§ **WHAT THE EXERCISE ASKS**
Retype the records that come next, word for word.

-- start AVAILABLE DATA --

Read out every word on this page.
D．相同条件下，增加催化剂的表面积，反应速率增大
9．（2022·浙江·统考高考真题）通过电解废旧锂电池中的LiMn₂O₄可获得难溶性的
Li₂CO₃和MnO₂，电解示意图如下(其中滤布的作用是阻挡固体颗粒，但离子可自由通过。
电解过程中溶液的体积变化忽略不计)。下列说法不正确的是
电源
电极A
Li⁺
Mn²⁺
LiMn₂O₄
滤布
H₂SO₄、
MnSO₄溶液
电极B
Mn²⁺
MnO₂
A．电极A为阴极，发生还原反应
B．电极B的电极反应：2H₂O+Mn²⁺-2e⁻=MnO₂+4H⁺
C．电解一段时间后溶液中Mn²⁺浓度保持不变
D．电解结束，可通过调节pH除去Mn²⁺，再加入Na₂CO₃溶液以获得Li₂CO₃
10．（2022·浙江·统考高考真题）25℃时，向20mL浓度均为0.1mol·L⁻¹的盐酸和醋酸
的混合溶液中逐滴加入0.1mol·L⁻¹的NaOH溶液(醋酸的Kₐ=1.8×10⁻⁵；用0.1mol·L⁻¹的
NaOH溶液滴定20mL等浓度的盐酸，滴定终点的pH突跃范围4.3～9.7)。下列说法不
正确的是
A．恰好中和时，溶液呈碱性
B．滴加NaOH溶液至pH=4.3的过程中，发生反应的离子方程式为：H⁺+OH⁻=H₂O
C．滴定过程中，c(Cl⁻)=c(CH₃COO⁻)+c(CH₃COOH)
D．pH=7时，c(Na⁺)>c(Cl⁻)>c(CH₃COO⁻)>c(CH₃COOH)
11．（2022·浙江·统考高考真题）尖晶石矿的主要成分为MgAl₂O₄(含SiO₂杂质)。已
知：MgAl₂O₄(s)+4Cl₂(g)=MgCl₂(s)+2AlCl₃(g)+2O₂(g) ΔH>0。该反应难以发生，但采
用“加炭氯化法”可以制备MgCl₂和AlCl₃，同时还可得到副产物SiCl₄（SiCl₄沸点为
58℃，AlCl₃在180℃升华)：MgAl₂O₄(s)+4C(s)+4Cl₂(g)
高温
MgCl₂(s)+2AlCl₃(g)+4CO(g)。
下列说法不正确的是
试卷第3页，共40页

-- end AVAILABLE DATA --

§ **SOLUTION FOR THIS EXERCISE**
Read out every word on this page.
D．相同条件下，增加催化剂的表面积，反应速率增大
9．（2022·浙江·统考高考真题）通过电解废旧锂电池中的LiMn₂O₄可获得难溶性的
Li₂CO₃和MnO₂，电解示意图如下(其中滤布的作用是阻挡固体颗粒，但离子可自由通过。
电解过程中溶液的体积变化忽略不计)。下列说法不正确的是
电源
电极A
Li⁺
Mn²⁺
LiMn₂O₄
滤布
H₂SO₄、
MnSO₄溶液
电极B
Mn²⁺
MnO₂
A．电极A为阴极，发生还原反应
B．电极B的电极反应：2H₂O+Mn²⁺-2e⁻=MnO₂+4H⁺
C．电解一段时间后溶液中Mn²⁺浓度保持不变
D．电解结束，可通过调节pH除去Mn²⁺，再加入Na₂CO₃溶液以获得Li₂CO₃
10．（2022·浙江·统考高考真题）25℃时，向20mL浓度均为0.1mol·L⁻¹的盐酸和醋酸
的混合溶液中逐滴加入0.1mol·L⁻¹的NaOH溶液(醋酸的Kₐ=1.8×10⁻⁵；用0.1mol·L⁻¹的
NaOH溶液滴定20mL等浓度的盐酸，滴定终点的pH突跃范围4.3～9.7)。下列说法不
正确的是
A．恰好中和时，溶液呈碱性
B．滴加NaOH溶液至pH=4.3的过程中，发生反应的离子方程式为：H⁺+OH⁻=H₂O
C．滴定过程中，c(Cl⁻)=c(CH₃COO⁻)+c(CH₃COOH)
D．pH=7时，c(Na⁺)>c(Cl⁻)>c(CH₃COO⁻)>c(CH₃COOH)
11．（2022·浙江·统考高考真题）尖晶石矿的主要成分为MgAl₂O₄(含SiO₂杂质)。已
知：MgAl₂O₄(s)+4Cl₂(g)=MgCl₂(s)+2AlCl₃(g)+2O₂(g) ΔH>0。该反应难以发生，但采
用“加炭氯化法”可以制备MgCl₂和AlCl₃，同时还可得到副产物SiCl₄（SiCl₄沸点为
58℃，AlCl₃在180℃升华)：MgAl₂O₄(s)+4C(s)+4Cl₂(g)
高温
MgCl₂(s)+2AlCl₃(g)+4CO(g)。
下列说法不正确的是
试卷第3页，共40页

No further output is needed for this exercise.